INSTRUCTIONS FOR THE TASK → Extract all lines that hold "负责药品" from the records below.

# start of DATA IN THIS EXERCISE

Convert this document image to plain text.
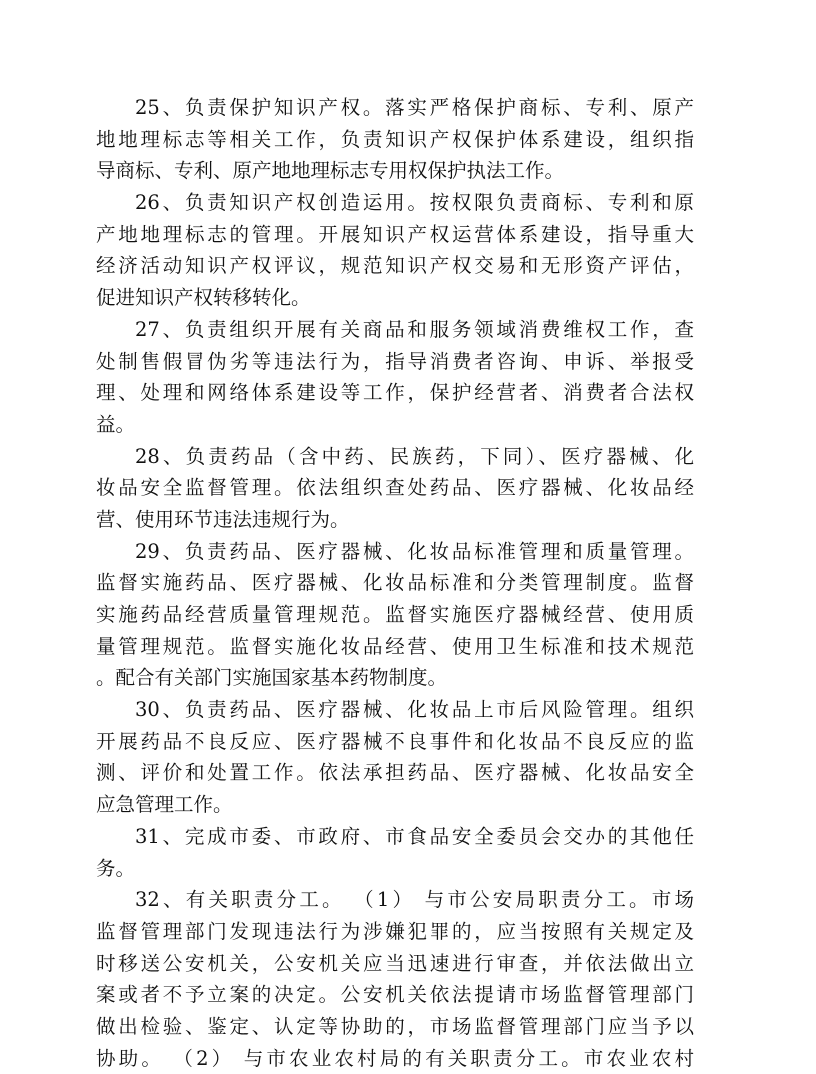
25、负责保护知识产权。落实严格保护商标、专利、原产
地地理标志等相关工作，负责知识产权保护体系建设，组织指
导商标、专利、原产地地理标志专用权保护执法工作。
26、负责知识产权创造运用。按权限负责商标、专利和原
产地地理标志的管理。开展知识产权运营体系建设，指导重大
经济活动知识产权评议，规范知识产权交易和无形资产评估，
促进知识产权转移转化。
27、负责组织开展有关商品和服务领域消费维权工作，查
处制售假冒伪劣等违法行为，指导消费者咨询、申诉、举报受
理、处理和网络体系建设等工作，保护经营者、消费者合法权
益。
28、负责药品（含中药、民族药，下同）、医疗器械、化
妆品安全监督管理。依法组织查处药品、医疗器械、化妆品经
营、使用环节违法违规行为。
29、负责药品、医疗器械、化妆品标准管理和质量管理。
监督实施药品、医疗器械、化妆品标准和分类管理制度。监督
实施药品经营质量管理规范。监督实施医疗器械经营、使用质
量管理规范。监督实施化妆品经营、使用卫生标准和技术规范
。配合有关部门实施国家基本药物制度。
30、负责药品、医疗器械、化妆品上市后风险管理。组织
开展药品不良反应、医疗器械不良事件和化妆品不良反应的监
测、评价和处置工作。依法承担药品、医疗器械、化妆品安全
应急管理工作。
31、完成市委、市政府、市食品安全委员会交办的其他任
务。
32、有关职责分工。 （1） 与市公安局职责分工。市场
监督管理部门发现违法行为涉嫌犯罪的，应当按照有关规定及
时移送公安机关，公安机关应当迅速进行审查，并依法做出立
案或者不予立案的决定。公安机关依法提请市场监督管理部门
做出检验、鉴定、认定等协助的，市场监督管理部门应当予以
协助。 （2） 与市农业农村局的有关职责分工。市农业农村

# end of DATA IN THIS EXERCISE

SOLUTION TO THIS EXERCISE →
28、负责药品（含中药、民族药，下同）、医疗器械、化
29、负责药品、医疗器械、化妆品标准管理和质量管理。
30、负责药品、医疗器械、化妆品上市后风险管理。组织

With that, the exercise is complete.